▶ Set task
Would you copy out the whole listing exactly as given?

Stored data
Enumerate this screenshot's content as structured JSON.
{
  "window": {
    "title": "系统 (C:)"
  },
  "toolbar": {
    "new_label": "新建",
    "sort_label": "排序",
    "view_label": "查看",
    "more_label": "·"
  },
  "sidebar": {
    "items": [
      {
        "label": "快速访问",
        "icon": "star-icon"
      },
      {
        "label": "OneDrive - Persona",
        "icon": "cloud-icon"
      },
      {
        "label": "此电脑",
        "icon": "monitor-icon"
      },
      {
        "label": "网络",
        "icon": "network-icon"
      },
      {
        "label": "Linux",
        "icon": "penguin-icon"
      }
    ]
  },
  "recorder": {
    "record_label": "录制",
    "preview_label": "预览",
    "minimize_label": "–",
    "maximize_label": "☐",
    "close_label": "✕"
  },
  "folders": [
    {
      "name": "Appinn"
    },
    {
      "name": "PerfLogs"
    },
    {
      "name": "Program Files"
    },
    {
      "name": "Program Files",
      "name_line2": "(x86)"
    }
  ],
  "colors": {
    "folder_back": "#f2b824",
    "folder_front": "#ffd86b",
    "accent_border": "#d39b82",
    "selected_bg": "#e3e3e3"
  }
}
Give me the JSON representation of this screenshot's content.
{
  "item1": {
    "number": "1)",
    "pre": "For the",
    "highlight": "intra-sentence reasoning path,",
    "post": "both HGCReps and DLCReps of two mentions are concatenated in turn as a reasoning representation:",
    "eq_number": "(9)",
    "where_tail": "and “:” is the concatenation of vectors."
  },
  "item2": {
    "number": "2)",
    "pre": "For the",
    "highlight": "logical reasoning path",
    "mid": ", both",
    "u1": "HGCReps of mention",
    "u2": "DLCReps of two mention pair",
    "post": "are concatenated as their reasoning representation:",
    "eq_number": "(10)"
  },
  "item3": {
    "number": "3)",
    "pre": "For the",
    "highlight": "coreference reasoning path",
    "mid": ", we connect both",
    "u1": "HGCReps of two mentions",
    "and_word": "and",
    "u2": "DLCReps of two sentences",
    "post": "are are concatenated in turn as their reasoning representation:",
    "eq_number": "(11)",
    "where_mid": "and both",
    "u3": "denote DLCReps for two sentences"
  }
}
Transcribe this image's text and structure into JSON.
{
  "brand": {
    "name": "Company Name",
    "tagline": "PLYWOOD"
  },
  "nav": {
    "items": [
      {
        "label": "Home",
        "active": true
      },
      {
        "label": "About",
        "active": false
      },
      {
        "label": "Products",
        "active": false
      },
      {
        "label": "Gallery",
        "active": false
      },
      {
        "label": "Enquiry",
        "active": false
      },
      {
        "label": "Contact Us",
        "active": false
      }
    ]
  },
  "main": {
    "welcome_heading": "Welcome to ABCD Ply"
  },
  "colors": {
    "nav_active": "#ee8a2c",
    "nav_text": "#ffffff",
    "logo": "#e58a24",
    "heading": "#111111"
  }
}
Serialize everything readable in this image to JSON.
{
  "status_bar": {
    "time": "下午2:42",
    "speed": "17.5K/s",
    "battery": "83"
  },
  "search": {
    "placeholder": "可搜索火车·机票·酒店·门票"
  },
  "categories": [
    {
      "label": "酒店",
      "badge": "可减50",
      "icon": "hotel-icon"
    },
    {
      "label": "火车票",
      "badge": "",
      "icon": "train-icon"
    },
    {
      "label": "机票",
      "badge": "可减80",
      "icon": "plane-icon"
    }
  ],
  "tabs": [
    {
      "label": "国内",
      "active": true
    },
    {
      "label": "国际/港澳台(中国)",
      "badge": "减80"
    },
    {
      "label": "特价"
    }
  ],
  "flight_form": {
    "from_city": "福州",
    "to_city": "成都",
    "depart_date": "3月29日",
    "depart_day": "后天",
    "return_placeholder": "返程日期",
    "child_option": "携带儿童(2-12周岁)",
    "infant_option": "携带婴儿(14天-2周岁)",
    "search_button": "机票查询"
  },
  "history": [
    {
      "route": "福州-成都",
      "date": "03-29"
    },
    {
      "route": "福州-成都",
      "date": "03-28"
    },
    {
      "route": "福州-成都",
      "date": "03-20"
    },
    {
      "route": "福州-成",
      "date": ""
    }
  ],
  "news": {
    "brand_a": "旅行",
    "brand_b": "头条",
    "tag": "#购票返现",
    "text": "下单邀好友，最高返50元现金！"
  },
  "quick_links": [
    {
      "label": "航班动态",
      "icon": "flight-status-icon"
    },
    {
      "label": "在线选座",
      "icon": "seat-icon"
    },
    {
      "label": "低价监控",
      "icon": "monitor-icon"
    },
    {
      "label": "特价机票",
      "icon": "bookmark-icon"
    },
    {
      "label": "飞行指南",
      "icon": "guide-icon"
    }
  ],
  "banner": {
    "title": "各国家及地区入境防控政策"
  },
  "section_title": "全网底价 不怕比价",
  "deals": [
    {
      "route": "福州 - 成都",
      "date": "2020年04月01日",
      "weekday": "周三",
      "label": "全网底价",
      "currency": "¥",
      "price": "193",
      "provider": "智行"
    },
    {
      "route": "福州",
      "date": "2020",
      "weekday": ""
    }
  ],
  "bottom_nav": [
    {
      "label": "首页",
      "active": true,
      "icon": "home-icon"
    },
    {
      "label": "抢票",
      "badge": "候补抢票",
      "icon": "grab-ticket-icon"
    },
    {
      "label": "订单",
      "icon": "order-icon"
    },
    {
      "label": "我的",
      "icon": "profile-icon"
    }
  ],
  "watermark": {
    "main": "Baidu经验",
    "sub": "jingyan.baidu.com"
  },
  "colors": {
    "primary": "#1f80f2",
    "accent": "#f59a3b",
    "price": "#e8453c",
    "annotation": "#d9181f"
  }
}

▶ Response to this task
Enumerate this screenshot's content as structured JSON.
{
  "window": {
    "title": "系统 (C:)"
  },
  "toolbar": {
    "new_label": "新建",
    "sort_label": "排序",
    "view_label": "查看",
    "more_label": "·"
  },
  "sidebar": {
    "items": [
      {
        "label": "快速访问",
        "icon": "star-icon"
      },
      {
        "label": "OneDrive - Persona",
        "icon": "cloud-icon"
      },
      {
        "label": "此电脑",
        "icon": "monitor-icon"
      },
      {
        "label": "网络",
        "icon": "network-icon"
      },
      {
        "label": "Linux",
        "icon": "penguin-icon"
      }
    ]
  },
  "recorder": {
    "record_label": "录制",
    "preview_label": "预览",
    "minimize_label": "–",
    "maximize_label": "☐",
    "close_label": "✕"
  },
  "folders": [
    {
      "name": "Appinn"
    },
    {
      "name": "PerfLogs"
    },
    {
      "name": "Program Files"
    },
    {
      "name": "Program Files",
      "name_line2": "(x86)"
    }
  ],
  "colors": {
    "folder_back": "#f2b824",
    "folder_front": "#ffd86b",
    "accent_border": "#d39b82",
    "selected_bg": "#e3e3e3"
  }
}
Give me the JSON representation of this screenshot's content.
{
  "item1": {
    "number": "1)",
    "pre": "For the",
    "highlight": "intra-sentence reasoning path,",
    "post": "both HGCReps and DLCReps of two mentions are concatenated in turn as a reasoning representation:",
    "eq_number": "(9)",
    "where_tail": "and “:” is the concatenation of vectors."
  },
  "item2": {
    "number": "2)",
    "pre": "For the",
    "highlight": "logical reasoning path",
    "mid": ", both",
    "u1": "HGCReps of mention",
    "u2": "DLCReps of two mention pair",
    "post": "are concatenated as their reasoning representation:",
    "eq_number": "(10)"
  },
  "item3": {
    "number": "3)",
    "pre": "For the",
    "highlight": "coreference reasoning path",
    "mid": ", we connect both",
    "u1": "HGCReps of two mentions",
    "and_word": "and",
    "u2": "DLCReps of two sentences",
    "post": "are are concatenated in turn as their reasoning representation:",
    "eq_number": "(11)",
    "where_mid": "and both",
    "u3": "denote DLCReps for two sentences"
  }
}
Transcribe this image's text and structure into JSON.
{
  "brand": {
    "name": "Company Name",
    "tagline": "PLYWOOD"
  },
  "nav": {
    "items": [
      {
        "label": "Home",
        "active": true
      },
      {
        "label": "About",
        "active": false
      },
      {
        "label": "Products",
        "active": false
      },
      {
        "label": "Gallery",
        "active": false
      },
      {
        "label": "Enquiry",
        "active": false
      },
      {
        "label": "Contact Us",
        "active": false
      }
    ]
  },
  "main": {
    "welcome_heading": "Welcome to ABCD Ply"
  },
  "colors": {
    "nav_active": "#ee8a2c",
    "nav_text": "#ffffff",
    "logo": "#e58a24",
    "heading": "#111111"
  }
}
Serialize everything readable in this image to JSON.
{
  "status_bar": {
    "time": "下午2:42",
    "speed": "17.5K/s",
    "battery": "83"
  },
  "search": {
    "placeholder": "可搜索火车·机票·酒店·门票"
  },
  "categories": [
    {
      "label": "酒店",
      "badge": "可减50",
      "icon": "hotel-icon"
    },
    {
      "label": "火车票",
      "badge": "",
      "icon": "train-icon"
    },
    {
      "label": "机票",
      "badge": "可减80",
      "icon": "plane-icon"
    }
  ],
  "tabs": [
    {
      "label": "国内",
      "active": true
    },
    {
      "label": "国际/港澳台(中国)",
      "badge": "减80"
    },
    {
      "label": "特价"
    }
  ],
  "flight_form": {
    "from_city": "福州",
    "to_city": "成都",
    "depart_date": "3月29日",
    "depart_day": "后天",
    "return_placeholder": "返程日期",
    "child_option": "携带儿童(2-12周岁)",
    "infant_option": "携带婴儿(14天-2周岁)",
    "search_button": "机票查询"
  },
  "history": [
    {
      "route": "福州-成都",
      "date": "03-29"
    },
    {
      "route": "福州-成都",
      "date": "03-28"
    },
    {
      "route": "福州-成都",
      "date": "03-20"
    },
    {
      "route": "福州-成",
      "date": ""
    }
  ],
  "news": {
    "brand_a": "旅行",
    "brand_b": "头条",
    "tag": "#购票返现",
    "text": "下单邀好友，最高返50元现金！"
  },
  "quick_links": [
    {
      "label": "航班动态",
      "icon": "flight-status-icon"
    },
    {
      "label": "在线选座",
      "icon": "seat-icon"
    },
    {
      "label": "低价监控",
      "icon": "monitor-icon"
    },
    {
      "label": "特价机票",
      "icon": "bookmark-icon"
    },
    {
      "label": "飞行指南",
      "icon": "guide-icon"
    }
  ],
  "banner": {
    "title": "各国家及地区入境防控政策"
  },
  "section_title": "全网底价 不怕比价",
  "deals": [
    {
      "route": "福州 - 成都",
      "date": "2020年04月01日",
      "weekday": "周三",
      "label": "全网底价",
      "currency": "¥",
      "price": "193",
      "provider": "智行"
    },
    {
      "route": "福州",
      "date": "2020",
      "weekday": ""
    }
  ],
  "bottom_nav": [
    {
      "label": "首页",
      "active": true,
      "icon": "home-icon"
    },
    {
      "label": "抢票",
      "badge": "候补抢票",
      "icon": "grab-ticket-icon"
    },
    {
      "label": "订单",
      "icon": "order-icon"
    },
    {
      "label": "我的",
      "icon": "profile-icon"
    }
  ],
  "watermark": {
    "main": "Baidu经验",
    "sub": "jingyan.baidu.com"
  },
  "colors": {
    "primary": "#1f80f2",
    "accent": "#f59a3b",
    "price": "#e8453c",
    "annotation": "#d9181f"
  }
}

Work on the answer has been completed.